Your goal: Output the records exactly. Include every line.

Data to process:
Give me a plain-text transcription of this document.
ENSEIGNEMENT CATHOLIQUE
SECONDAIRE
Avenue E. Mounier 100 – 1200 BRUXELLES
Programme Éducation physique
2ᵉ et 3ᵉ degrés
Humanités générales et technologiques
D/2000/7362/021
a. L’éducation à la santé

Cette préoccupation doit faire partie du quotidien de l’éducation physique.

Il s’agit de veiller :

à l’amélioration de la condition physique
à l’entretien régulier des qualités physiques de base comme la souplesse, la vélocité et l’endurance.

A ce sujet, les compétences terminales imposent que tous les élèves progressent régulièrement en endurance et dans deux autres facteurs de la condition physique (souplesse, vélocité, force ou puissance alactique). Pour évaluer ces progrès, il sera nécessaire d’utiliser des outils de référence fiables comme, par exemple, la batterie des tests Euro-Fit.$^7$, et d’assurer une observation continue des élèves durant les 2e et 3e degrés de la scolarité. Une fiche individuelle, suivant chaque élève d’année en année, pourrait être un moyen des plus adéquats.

Expected output:
Give me a plain-text transcription of this document.
ENSEIGNEMENT CATHOLIQUE
SECONDAIRE
Avenue E. Mounier 100 – 1200 BRUXELLES
Programme Éducation physique
2ᵉ et 3ᵉ degrés
Humanités générales et technologiques
D/2000/7362/021
a. L’éducation à la santé

Cette préoccupation doit faire partie du quotidien de l’éducation physique.

Il s’agit de veiller :

à l’amélioration de la condition physique
à l’entretien régulier des qualités physiques de base comme la souplesse, la vélocité et l’endurance.

A ce sujet, les compétences terminales imposent que tous les élèves progressent régulièrement en endurance et dans deux autres facteurs de la condition physique (souplesse, vélocité, force ou puissance alactique). Pour évaluer ces progrès, il sera nécessaire d’utiliser des outils de référence fiables comme, par exemple, la batterie des tests Euro-Fit.$^7$, et d’assurer une observation continue des élèves durant les 2e et 3e degrés de la scolarité. Une fiche individuelle, suivant chaque élève d’année en année, pourrait être un moyen des plus adéquats.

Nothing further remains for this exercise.